▼
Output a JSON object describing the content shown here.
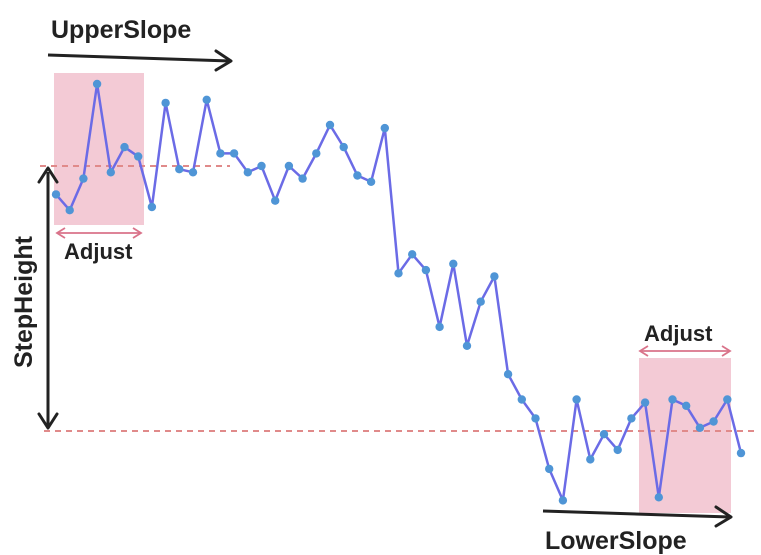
{
  "labels": {
    "upper_slope": "UpperSlope",
    "lower_slope": "LowerSlope",
    "step_height": "StepHeight",
    "adjust_left": "Adjust",
    "adjust_right": "Adjust"
  },
  "colors": {
    "line": "#6b6be6",
    "points": "#4f95d6",
    "adjust_box": "#f2c4d0",
    "guide_dash": "#e08a8a",
    "adjust_arrow": "#d9738a",
    "black_arrow": "#222222"
  },
  "chart_data": {
    "type": "line",
    "values": [
      75,
      70,
      80,
      110,
      82,
      90,
      87,
      71,
      104,
      83,
      82,
      105,
      88,
      88,
      82,
      84,
      73,
      84,
      80,
      88,
      97,
      90,
      81,
      79,
      96,
      50,
      56,
      51,
      33,
      53,
      27,
      41,
      49,
      18,
      10,
      4,
      -12,
      -22,
      10,
      -9,
      -1,
      -6,
      4,
      9,
      -21,
      10,
      8,
      1,
      3,
      10,
      -7
    ],
    "upper_level": 84,
    "lower_level": 0
  }
}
▲
Quote the data above in full, leaving out the pictures it holds.

Output a JSON object describing the content shown here.
{
  "labels": {
    "upper_slope": "UpperSlope",
    "lower_slope": "LowerSlope",
    "step_height": "StepHeight",
    "adjust_left": "Adjust",
    "adjust_right": "Adjust"
  },
  "colors": {
    "line": "#6b6be6",
    "points": "#4f95d6",
    "adjust_box": "#f2c4d0",
    "guide_dash": "#e08a8a",
    "adjust_arrow": "#d9738a",
    "black_arrow": "#222222"
  },
  "chart_data": {
    "type": "line",
    "values": [
      75,
      70,
      80,
      110,
      82,
      90,
      87,
      71,
      104,
      83,
      82,
      105,
      88,
      88,
      82,
      84,
      73,
      84,
      80,
      88,
      97,
      90,
      81,
      79,
      96,
      50,
      56,
      51,
      33,
      53,
      27,
      41,
      49,
      18,
      10,
      4,
      -12,
      -22,
      10,
      -9,
      -1,
      -6,
      4,
      9,
      -21,
      10,
      8,
      1,
      3,
      10,
      -7
    ],
    "upper_level": 84,
    "lower_level": 0
  }
}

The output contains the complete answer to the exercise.